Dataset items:
★ ★ ★ ★

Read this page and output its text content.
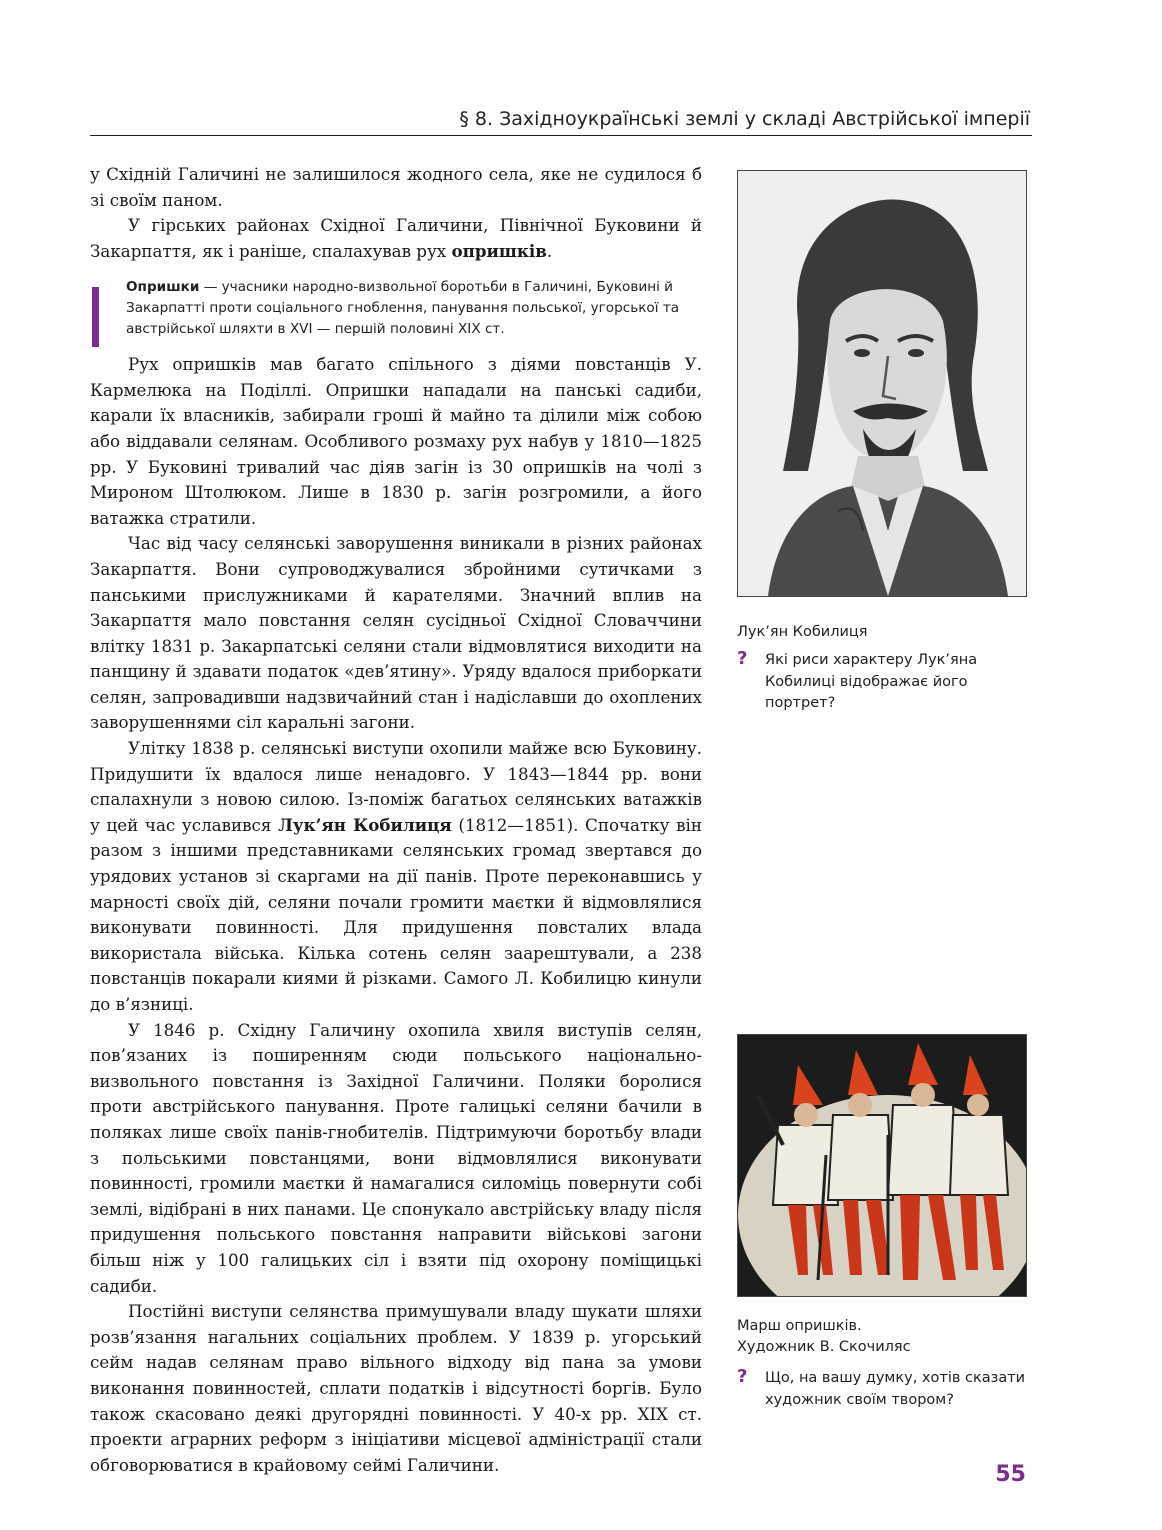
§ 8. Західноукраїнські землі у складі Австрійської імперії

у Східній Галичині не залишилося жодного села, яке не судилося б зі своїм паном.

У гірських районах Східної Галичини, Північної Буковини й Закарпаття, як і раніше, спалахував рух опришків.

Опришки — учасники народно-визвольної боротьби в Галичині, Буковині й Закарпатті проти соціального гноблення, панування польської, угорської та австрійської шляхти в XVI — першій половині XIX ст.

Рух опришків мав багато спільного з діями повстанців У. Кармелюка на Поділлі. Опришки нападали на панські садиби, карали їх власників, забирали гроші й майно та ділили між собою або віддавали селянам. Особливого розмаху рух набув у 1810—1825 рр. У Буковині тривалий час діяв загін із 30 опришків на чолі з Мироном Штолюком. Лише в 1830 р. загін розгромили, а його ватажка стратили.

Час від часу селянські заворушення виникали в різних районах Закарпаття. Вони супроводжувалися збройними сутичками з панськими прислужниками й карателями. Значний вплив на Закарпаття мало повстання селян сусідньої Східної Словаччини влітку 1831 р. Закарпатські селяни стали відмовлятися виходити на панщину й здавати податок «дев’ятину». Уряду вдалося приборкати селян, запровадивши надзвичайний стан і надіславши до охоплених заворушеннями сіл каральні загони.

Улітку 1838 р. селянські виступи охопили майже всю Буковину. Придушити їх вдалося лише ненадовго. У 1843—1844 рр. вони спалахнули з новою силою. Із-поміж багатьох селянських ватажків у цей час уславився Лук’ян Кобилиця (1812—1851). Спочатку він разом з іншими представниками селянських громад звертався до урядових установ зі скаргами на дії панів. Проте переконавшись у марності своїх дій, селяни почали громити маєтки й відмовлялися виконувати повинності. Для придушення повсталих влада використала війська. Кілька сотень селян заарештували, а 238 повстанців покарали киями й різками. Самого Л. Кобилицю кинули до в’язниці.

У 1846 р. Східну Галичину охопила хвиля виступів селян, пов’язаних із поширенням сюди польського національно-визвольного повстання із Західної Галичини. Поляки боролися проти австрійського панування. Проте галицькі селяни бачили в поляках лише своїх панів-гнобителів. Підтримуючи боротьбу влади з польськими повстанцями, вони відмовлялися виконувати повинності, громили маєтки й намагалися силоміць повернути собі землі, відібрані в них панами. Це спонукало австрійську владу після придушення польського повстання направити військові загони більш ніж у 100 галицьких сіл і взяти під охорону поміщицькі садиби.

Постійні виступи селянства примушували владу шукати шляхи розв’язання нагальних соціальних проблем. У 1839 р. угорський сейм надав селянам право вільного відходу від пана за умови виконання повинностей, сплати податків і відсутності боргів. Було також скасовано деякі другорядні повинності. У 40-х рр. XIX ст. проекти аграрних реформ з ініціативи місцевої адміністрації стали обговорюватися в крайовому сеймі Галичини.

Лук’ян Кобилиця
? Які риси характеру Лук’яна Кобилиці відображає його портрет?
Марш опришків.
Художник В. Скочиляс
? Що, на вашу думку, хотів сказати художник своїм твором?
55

★ ★ ★ ★

■ Stated exercise: Go through the listing above and write it all out exactly, leaving out any picture.

■ Reply to the task:
Read this page and output its text content.
§ 8. Західноукраїнські землі у складі Австрійської імперії

у Східній Галичині не залишилося жодного села, яке не судилося б зі своїм паном.

У гірських районах Східної Галичини, Північної Буковини й Закарпаття, як і раніше, спалахував рух опришків.

Опришки — учасники народно-визвольної боротьби в Галичині, Буковині й Закарпатті проти соціального гноблення, панування польської, угорської та австрійської шляхти в XVI — першій половині XIX ст.

Рух опришків мав багато спільного з діями повстанців У. Кармелюка на Поділлі. Опришки нападали на панські садиби, карали їх власників, забирали гроші й майно та ділили між собою або віддавали селянам. Особливого розмаху рух набув у 1810—1825 рр. У Буковині тривалий час діяв загін із 30 опришків на чолі з Мироном Штолюком. Лише в 1830 р. загін розгромили, а його ватажка стратили.

Час від часу селянські заворушення виникали в різних районах Закарпаття. Вони супроводжувалися збройними сутичками з панськими прислужниками й карателями. Значний вплив на Закарпаття мало повстання селян сусідньої Східної Словаччини влітку 1831 р. Закарпатські селяни стали відмовлятися виходити на панщину й здавати податок «дев’ятину». Уряду вдалося приборкати селян, запровадивши надзвичайний стан і надіславши до охоплених заворушеннями сіл каральні загони.

Улітку 1838 р. селянські виступи охопили майже всю Буковину. Придушити їх вдалося лише ненадовго. У 1843—1844 рр. вони спалахнули з новою силою. Із-поміж багатьох селянських ватажків у цей час уславився Лук’ян Кобилиця (1812—1851). Спочатку він разом з іншими представниками селянських громад звертався до урядових установ зі скаргами на дії панів. Проте переконавшись у марності своїх дій, селяни почали громити маєтки й відмовлялися виконувати повинності. Для придушення повсталих влада використала війська. Кілька сотень селян заарештували, а 238 повстанців покарали киями й різками. Самого Л. Кобилицю кинули до в’язниці.

У 1846 р. Східну Галичину охопила хвиля виступів селян, пов’язаних із поширенням сюди польського національно-визвольного повстання із Західної Галичини. Поляки боролися проти австрійського панування. Проте галицькі селяни бачили в поляках лише своїх панів-гнобителів. Підтримуючи боротьбу влади з польськими повстанцями, вони відмовлялися виконувати повинності, громили маєтки й намагалися силоміць повернути собі землі, відібрані в них панами. Це спонукало австрійську владу після придушення польського повстання направити військові загони більш ніж у 100 галицьких сіл і взяти під охорону поміщицькі садиби.

Постійні виступи селянства примушували владу шукати шляхи розв’язання нагальних соціальних проблем. У 1839 р. угорський сейм надав селянам право вільного відходу від пана за умови виконання повинностей, сплати податків і відсутності боргів. Було також скасовано деякі другорядні повинності. У 40-х рр. XIX ст. проекти аграрних реформ з ініціативи місцевої адміністрації стали обговорюватися в крайовому сеймі Галичини.

Лук’ян Кобилиця
? Які риси характеру Лук’яна Кобилиці відображає його портрет?
Марш опришків.
Художник В. Скочиляс
? Що, на вашу думку, хотів сказати художник своїм твором?
55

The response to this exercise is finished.